* Set task
Your task is to print the material below exactly as presented.

(Figure record extracts)

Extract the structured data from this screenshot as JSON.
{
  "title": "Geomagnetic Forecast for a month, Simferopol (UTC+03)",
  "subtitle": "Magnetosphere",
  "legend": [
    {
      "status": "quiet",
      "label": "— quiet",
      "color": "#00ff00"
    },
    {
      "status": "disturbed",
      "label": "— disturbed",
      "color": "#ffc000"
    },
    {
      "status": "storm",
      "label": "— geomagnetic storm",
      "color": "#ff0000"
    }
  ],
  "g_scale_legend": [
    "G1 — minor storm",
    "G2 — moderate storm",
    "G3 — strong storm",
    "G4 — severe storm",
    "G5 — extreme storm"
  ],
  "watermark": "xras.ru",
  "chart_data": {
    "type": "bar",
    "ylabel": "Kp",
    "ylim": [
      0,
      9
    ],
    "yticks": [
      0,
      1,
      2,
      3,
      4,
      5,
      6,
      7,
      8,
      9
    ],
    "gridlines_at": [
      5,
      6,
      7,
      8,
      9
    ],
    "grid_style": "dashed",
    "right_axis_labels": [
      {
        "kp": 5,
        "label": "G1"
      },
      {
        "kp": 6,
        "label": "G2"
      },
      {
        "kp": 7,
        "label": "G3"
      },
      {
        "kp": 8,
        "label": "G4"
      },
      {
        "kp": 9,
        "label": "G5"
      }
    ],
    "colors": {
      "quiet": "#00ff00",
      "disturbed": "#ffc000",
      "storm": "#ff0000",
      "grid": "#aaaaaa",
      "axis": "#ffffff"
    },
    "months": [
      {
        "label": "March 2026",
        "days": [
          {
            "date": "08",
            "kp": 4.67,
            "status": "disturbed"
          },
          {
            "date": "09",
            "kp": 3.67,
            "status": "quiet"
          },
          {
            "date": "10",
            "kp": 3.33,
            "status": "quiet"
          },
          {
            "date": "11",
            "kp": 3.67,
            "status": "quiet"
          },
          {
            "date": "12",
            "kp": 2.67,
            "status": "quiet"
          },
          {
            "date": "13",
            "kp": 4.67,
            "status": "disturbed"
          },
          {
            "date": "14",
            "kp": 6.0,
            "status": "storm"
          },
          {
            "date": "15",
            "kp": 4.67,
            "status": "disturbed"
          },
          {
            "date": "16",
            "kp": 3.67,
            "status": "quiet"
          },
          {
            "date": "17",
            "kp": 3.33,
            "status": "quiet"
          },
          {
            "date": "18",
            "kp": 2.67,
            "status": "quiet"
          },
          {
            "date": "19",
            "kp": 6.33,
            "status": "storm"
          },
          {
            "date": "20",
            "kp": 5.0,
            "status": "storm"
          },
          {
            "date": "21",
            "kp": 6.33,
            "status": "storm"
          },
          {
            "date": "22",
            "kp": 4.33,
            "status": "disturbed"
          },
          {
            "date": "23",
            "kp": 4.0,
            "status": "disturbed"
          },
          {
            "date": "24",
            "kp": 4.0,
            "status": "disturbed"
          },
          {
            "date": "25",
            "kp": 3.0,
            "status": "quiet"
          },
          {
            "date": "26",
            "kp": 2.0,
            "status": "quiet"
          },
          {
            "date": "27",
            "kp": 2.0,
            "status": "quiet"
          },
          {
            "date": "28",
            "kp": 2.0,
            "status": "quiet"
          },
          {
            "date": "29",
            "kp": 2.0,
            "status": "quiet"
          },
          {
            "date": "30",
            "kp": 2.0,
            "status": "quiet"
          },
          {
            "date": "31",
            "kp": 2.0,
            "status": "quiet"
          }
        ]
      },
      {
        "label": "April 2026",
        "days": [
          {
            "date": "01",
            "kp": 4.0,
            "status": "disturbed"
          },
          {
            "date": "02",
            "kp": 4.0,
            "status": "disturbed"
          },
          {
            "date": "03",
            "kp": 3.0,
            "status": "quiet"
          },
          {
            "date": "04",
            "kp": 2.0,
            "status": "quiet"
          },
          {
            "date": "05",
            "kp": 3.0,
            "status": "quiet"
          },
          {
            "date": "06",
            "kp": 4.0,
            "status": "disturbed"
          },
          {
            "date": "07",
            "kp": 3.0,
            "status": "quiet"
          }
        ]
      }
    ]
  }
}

* Answer for the task
Extract the structured data from this screenshot as JSON.
{
  "title": "Geomagnetic Forecast for a month, Simferopol (UTC+03)",
  "subtitle": "Magnetosphere",
  "legend": [
    {
      "status": "quiet",
      "label": "— quiet",
      "color": "#00ff00"
    },
    {
      "status": "disturbed",
      "label": "— disturbed",
      "color": "#ffc000"
    },
    {
      "status": "storm",
      "label": "— geomagnetic storm",
      "color": "#ff0000"
    }
  ],
  "g_scale_legend": [
    "G1 — minor storm",
    "G2 — moderate storm",
    "G3 — strong storm",
    "G4 — severe storm",
    "G5 — extreme storm"
  ],
  "watermark": "xras.ru",
  "chart_data": {
    "type": "bar",
    "ylabel": "Kp",
    "ylim": [
      0,
      9
    ],
    "yticks": [
      0,
      1,
      2,
      3,
      4,
      5,
      6,
      7,
      8,
      9
    ],
    "gridlines_at": [
      5,
      6,
      7,
      8,
      9
    ],
    "grid_style": "dashed",
    "right_axis_labels": [
      {
        "kp": 5,
        "label": "G1"
      },
      {
        "kp": 6,
        "label": "G2"
      },
      {
        "kp": 7,
        "label": "G3"
      },
      {
        "kp": 8,
        "label": "G4"
      },
      {
        "kp": 9,
        "label": "G5"
      }
    ],
    "colors": {
      "quiet": "#00ff00",
      "disturbed": "#ffc000",
      "storm": "#ff0000",
      "grid": "#aaaaaa",
      "axis": "#ffffff"
    },
    "months": [
      {
        "label": "March 2026",
        "days": [
          {
            "date": "08",
            "kp": 4.67,
            "status": "disturbed"
          },
          {
            "date": "09",
            "kp": 3.67,
            "status": "quiet"
          },
          {
            "date": "10",
            "kp": 3.33,
            "status": "quiet"
          },
          {
            "date": "11",
            "kp": 3.67,
            "status": "quiet"
          },
          {
            "date": "12",
            "kp": 2.67,
            "status": "quiet"
          },
          {
            "date": "13",
            "kp": 4.67,
            "status": "disturbed"
          },
          {
            "date": "14",
            "kp": 6.0,
            "status": "storm"
          },
          {
            "date": "15",
            "kp": 4.67,
            "status": "disturbed"
          },
          {
            "date": "16",
            "kp": 3.67,
            "status": "quiet"
          },
          {
            "date": "17",
            "kp": 3.33,
            "status": "quiet"
          },
          {
            "date": "18",
            "kp": 2.67,
            "status": "quiet"
          },
          {
            "date": "19",
            "kp": 6.33,
            "status": "storm"
          },
          {
            "date": "20",
            "kp": 5.0,
            "status": "storm"
          },
          {
            "date": "21",
            "kp": 6.33,
            "status": "storm"
          },
          {
            "date": "22",
            "kp": 4.33,
            "status": "disturbed"
          },
          {
            "date": "23",
            "kp": 4.0,
            "status": "disturbed"
          },
          {
            "date": "24",
            "kp": 4.0,
            "status": "disturbed"
          },
          {
            "date": "25",
            "kp": 3.0,
            "status": "quiet"
          },
          {
            "date": "26",
            "kp": 2.0,
            "status": "quiet"
          },
          {
            "date": "27",
            "kp": 2.0,
            "status": "quiet"
          },
          {
            "date": "28",
            "kp": 2.0,
            "status": "quiet"
          },
          {
            "date": "29",
            "kp": 2.0,
            "status": "quiet"
          },
          {
            "date": "30",
            "kp": 2.0,
            "status": "quiet"
          },
          {
            "date": "31",
            "kp": 2.0,
            "status": "quiet"
          }
        ]
      },
      {
        "label": "April 2026",
        "days": [
          {
            "date": "01",
            "kp": 4.0,
            "status": "disturbed"
          },
          {
            "date": "02",
            "kp": 4.0,
            "status": "disturbed"
          },
          {
            "date": "03",
            "kp": 3.0,
            "status": "quiet"
          },
          {
            "date": "04",
            "kp": 2.0,
            "status": "quiet"
          },
          {
            "date": "05",
            "kp": 3.0,
            "status": "quiet"
          },
          {
            "date": "06",
            "kp": 4.0,
            "status": "disturbed"
          },
          {
            "date": "07",
            "kp": 3.0,
            "status": "quiet"
          }
        ]
      }
    ]
  }
}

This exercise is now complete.